• EXERCISE BRIEF: Without the pictures, output the records below word for word.

• • • • • • •

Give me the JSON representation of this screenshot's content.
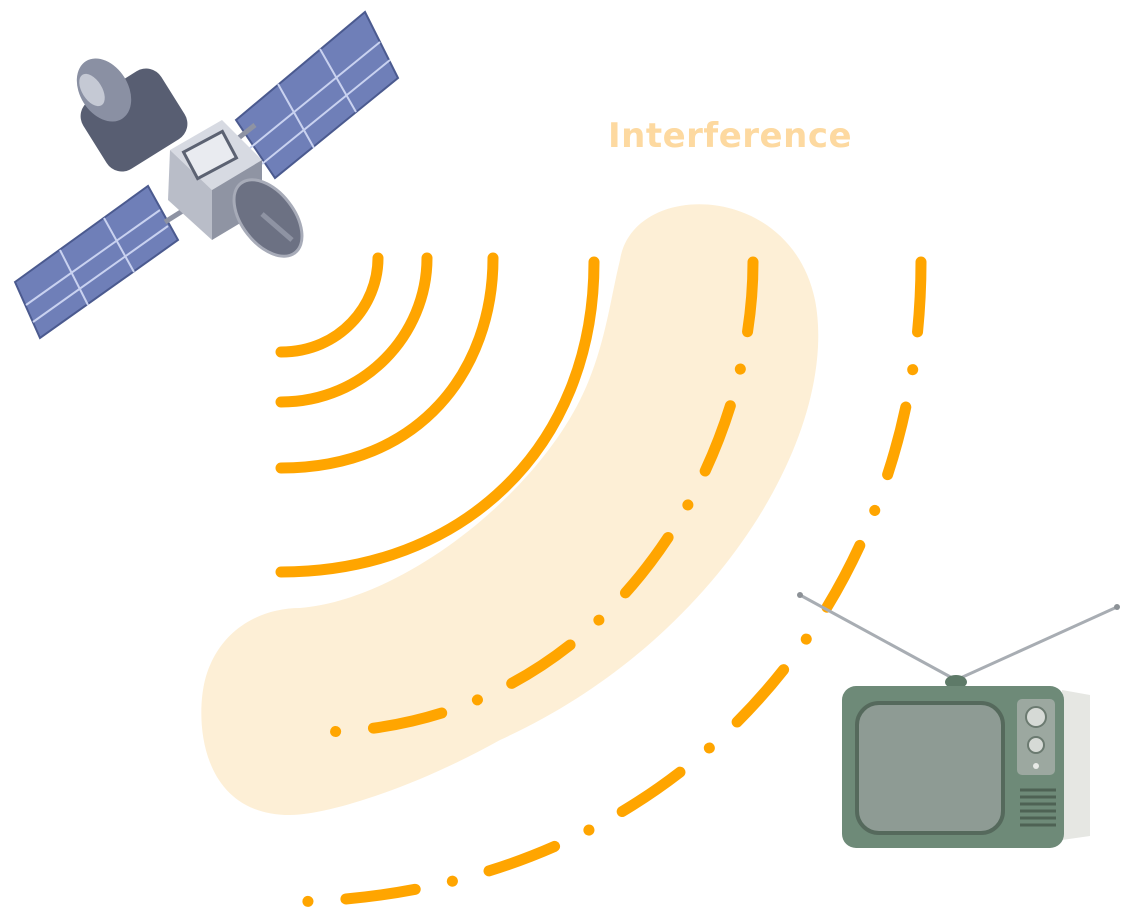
{
  "annotation": {
    "label": "Interference"
  },
  "objects": {
    "transmitter": "satellite-icon",
    "receiver": "television-icon"
  },
  "colors": {
    "wave": "#FFA500",
    "interference_zone": "#FDEFD6",
    "label": "#FDD9A0",
    "solar_panel": "#6F7FB8",
    "satellite_body": "#B9BDC8",
    "tv_body": "#6E8A78",
    "tv_screen": "#8E9B94"
  }
}
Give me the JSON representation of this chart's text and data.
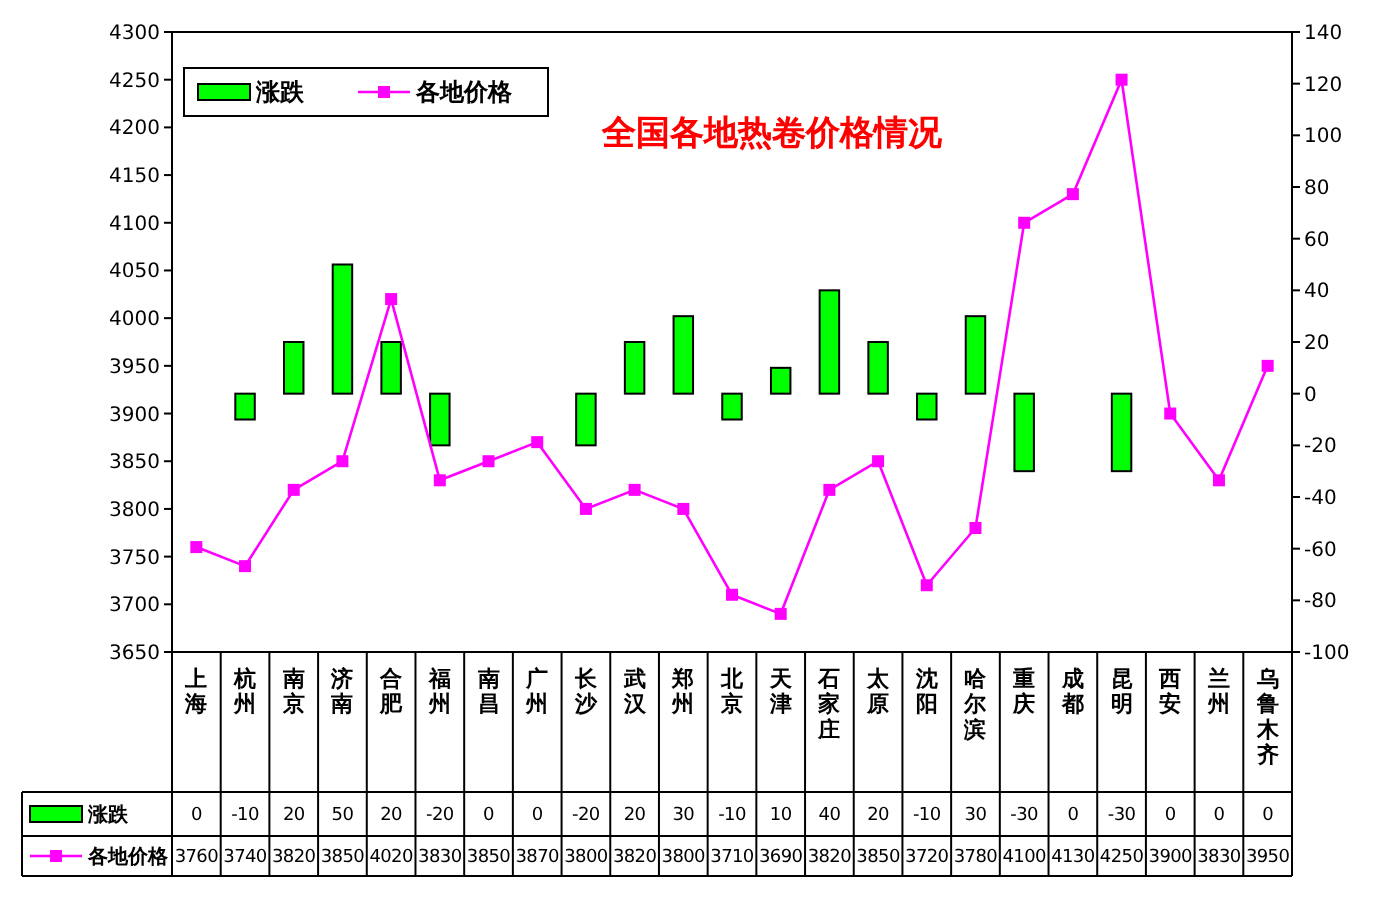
{
  "chart_data": {
    "type": "bar",
    "title": "全国各地热卷价格情况",
    "categories": [
      "上海",
      "杭州",
      "南京",
      "济南",
      "合肥",
      "福州",
      "南昌",
      "广州",
      "长沙",
      "武汉",
      "郑州",
      "北京",
      "天津",
      "石家庄",
      "太原",
      "沈阳",
      "哈尔滨",
      "重庆",
      "成都",
      "昆明",
      "西安",
      "兰州",
      "乌鲁木齐"
    ],
    "series": [
      {
        "name": "涨跌",
        "axis": "y2",
        "color": "#00ff00",
        "values": [
          0,
          -10,
          20,
          50,
          20,
          -20,
          0,
          0,
          -20,
          20,
          30,
          -10,
          10,
          40,
          20,
          -10,
          30,
          -30,
          0,
          -30,
          0,
          0,
          0
        ]
      },
      {
        "name": "各地价格",
        "type": "line",
        "color": "#ff00ff",
        "marker": "square",
        "values": [
          3760,
          3740,
          3820,
          3850,
          4020,
          3830,
          3850,
          3870,
          3800,
          3820,
          3800,
          3710,
          3690,
          3820,
          3850,
          3720,
          3780,
          4100,
          4130,
          4250,
          3900,
          3830,
          3950
        ]
      }
    ],
    "ylim": [
      3650,
      4300
    ],
    "yticks": [
      3650,
      3700,
      3750,
      3800,
      3850,
      3900,
      3950,
      4000,
      4050,
      4100,
      4150,
      4200,
      4250,
      4300
    ],
    "y2lim": [
      -100,
      140
    ],
    "y2ticks": [
      -100,
      -80,
      -60,
      -40,
      -20,
      0,
      20,
      40,
      60,
      80,
      100,
      120,
      140
    ],
    "data_labels": true,
    "legend": "top left",
    "grid": false
  }
}
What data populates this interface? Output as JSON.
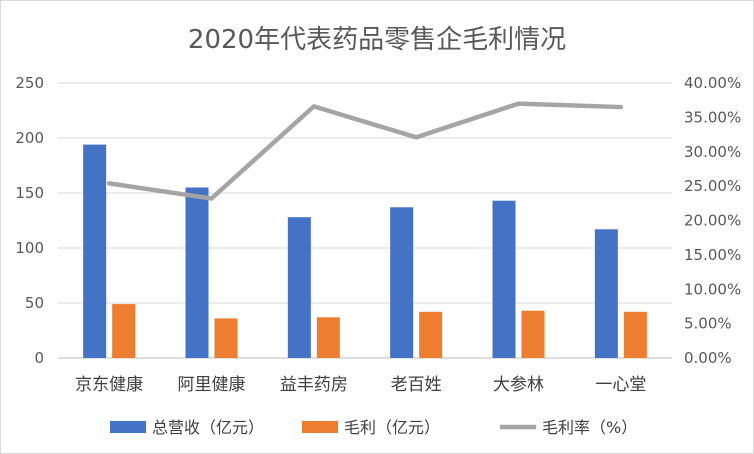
{
  "chart_data": {
    "type": "bar",
    "title": "2020年代表药品零售企毛利情况",
    "categories": [
      "京东健康",
      "阿里健康",
      "益丰药房",
      "老百姓",
      "大参林",
      "一心堂"
    ],
    "series": [
      {
        "name": "总营收（亿元）",
        "type": "bar",
        "axis": "left",
        "color": "#4472C4",
        "values": [
          194,
          155,
          128,
          137,
          143,
          117
        ]
      },
      {
        "name": "毛利（亿元）",
        "type": "bar",
        "axis": "left",
        "color": "#ED7D31",
        "values": [
          49,
          36,
          37,
          42,
          43,
          42
        ]
      },
      {
        "name": "毛利率（%）",
        "type": "line",
        "axis": "right",
        "color": "#A5A5A5",
        "values": [
          25.4,
          23.2,
          36.6,
          32.1,
          37.0,
          36.5
        ]
      }
    ],
    "y_left": {
      "min": 0,
      "max": 250,
      "step": 50,
      "ticks": [
        "0",
        "50",
        "100",
        "150",
        "200",
        "250"
      ]
    },
    "y_right": {
      "min": 0,
      "max": 40,
      "step": 5,
      "ticks": [
        "0.00%",
        "5.00%",
        "10.00%",
        "15.00%",
        "20.00%",
        "25.00%",
        "30.00%",
        "35.00%",
        "40.00%"
      ]
    },
    "grid": true,
    "legend_position": "bottom"
  }
}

• • • • • • •

• EXERCISE OUTPUT:
Give me the JSON representation of this screenshot's content.
{
  "annotation": {
    "label": "Interference"
  },
  "objects": {
    "transmitter": "satellite-icon",
    "receiver": "television-icon"
  },
  "colors": {
    "wave": "#FFA500",
    "interference_zone": "#FDEFD6",
    "label": "#FDD9A0",
    "solar_panel": "#6F7FB8",
    "satellite_body": "#B9BDC8",
    "tv_body": "#6E8A78",
    "tv_screen": "#8E9B94"
  }
}
Give me the JSON representation of this chart's text and data.
{
  "chart_data": {
    "type": "bar",
    "title": "全国各地热卷价格情况",
    "categories": [
      "上海",
      "杭州",
      "南京",
      "济南",
      "合肥",
      "福州",
      "南昌",
      "广州",
      "长沙",
      "武汉",
      "郑州",
      "北京",
      "天津",
      "石家庄",
      "太原",
      "沈阳",
      "哈尔滨",
      "重庆",
      "成都",
      "昆明",
      "西安",
      "兰州",
      "乌鲁木齐"
    ],
    "series": [
      {
        "name": "涨跌",
        "axis": "y2",
        "color": "#00ff00",
        "values": [
          0,
          -10,
          20,
          50,
          20,
          -20,
          0,
          0,
          -20,
          20,
          30,
          -10,
          10,
          40,
          20,
          -10,
          30,
          -30,
          0,
          -30,
          0,
          0,
          0
        ]
      },
      {
        "name": "各地价格",
        "type": "line",
        "color": "#ff00ff",
        "marker": "square",
        "values": [
          3760,
          3740,
          3820,
          3850,
          4020,
          3830,
          3850,
          3870,
          3800,
          3820,
          3800,
          3710,
          3690,
          3820,
          3850,
          3720,
          3780,
          4100,
          4130,
          4250,
          3900,
          3830,
          3950
        ]
      }
    ],
    "ylim": [
      3650,
      4300
    ],
    "yticks": [
      3650,
      3700,
      3750,
      3800,
      3850,
      3900,
      3950,
      4000,
      4050,
      4100,
      4150,
      4200,
      4250,
      4300
    ],
    "y2lim": [
      -100,
      140
    ],
    "y2ticks": [
      -100,
      -80,
      -60,
      -40,
      -20,
      0,
      20,
      40,
      60,
      80,
      100,
      120,
      140
    ],
    "data_labels": true,
    "legend": "top left",
    "grid": false
  }
}
What data populates this interface? Output as JSON.
{
  "chart_data": {
    "type": "bar",
    "title": "2020年代表药品零售企毛利情况",
    "categories": [
      "京东健康",
      "阿里健康",
      "益丰药房",
      "老百姓",
      "大参林",
      "一心堂"
    ],
    "series": [
      {
        "name": "总营收（亿元）",
        "type": "bar",
        "axis": "left",
        "color": "#4472C4",
        "values": [
          194,
          155,
          128,
          137,
          143,
          117
        ]
      },
      {
        "name": "毛利（亿元）",
        "type": "bar",
        "axis": "left",
        "color": "#ED7D31",
        "values": [
          49,
          36,
          37,
          42,
          43,
          42
        ]
      },
      {
        "name": "毛利率（%）",
        "type": "line",
        "axis": "right",
        "color": "#A5A5A5",
        "values": [
          25.4,
          23.2,
          36.6,
          32.1,
          37.0,
          36.5
        ]
      }
    ],
    "y_left": {
      "min": 0,
      "max": 250,
      "step": 50,
      "ticks": [
        "0",
        "50",
        "100",
        "150",
        "200",
        "250"
      ]
    },
    "y_right": {
      "min": 0,
      "max": 40,
      "step": 5,
      "ticks": [
        "0.00%",
        "5.00%",
        "10.00%",
        "15.00%",
        "20.00%",
        "25.00%",
        "30.00%",
        "35.00%",
        "40.00%"
      ]
    },
    "grid": true,
    "legend_position": "bottom"
  }
}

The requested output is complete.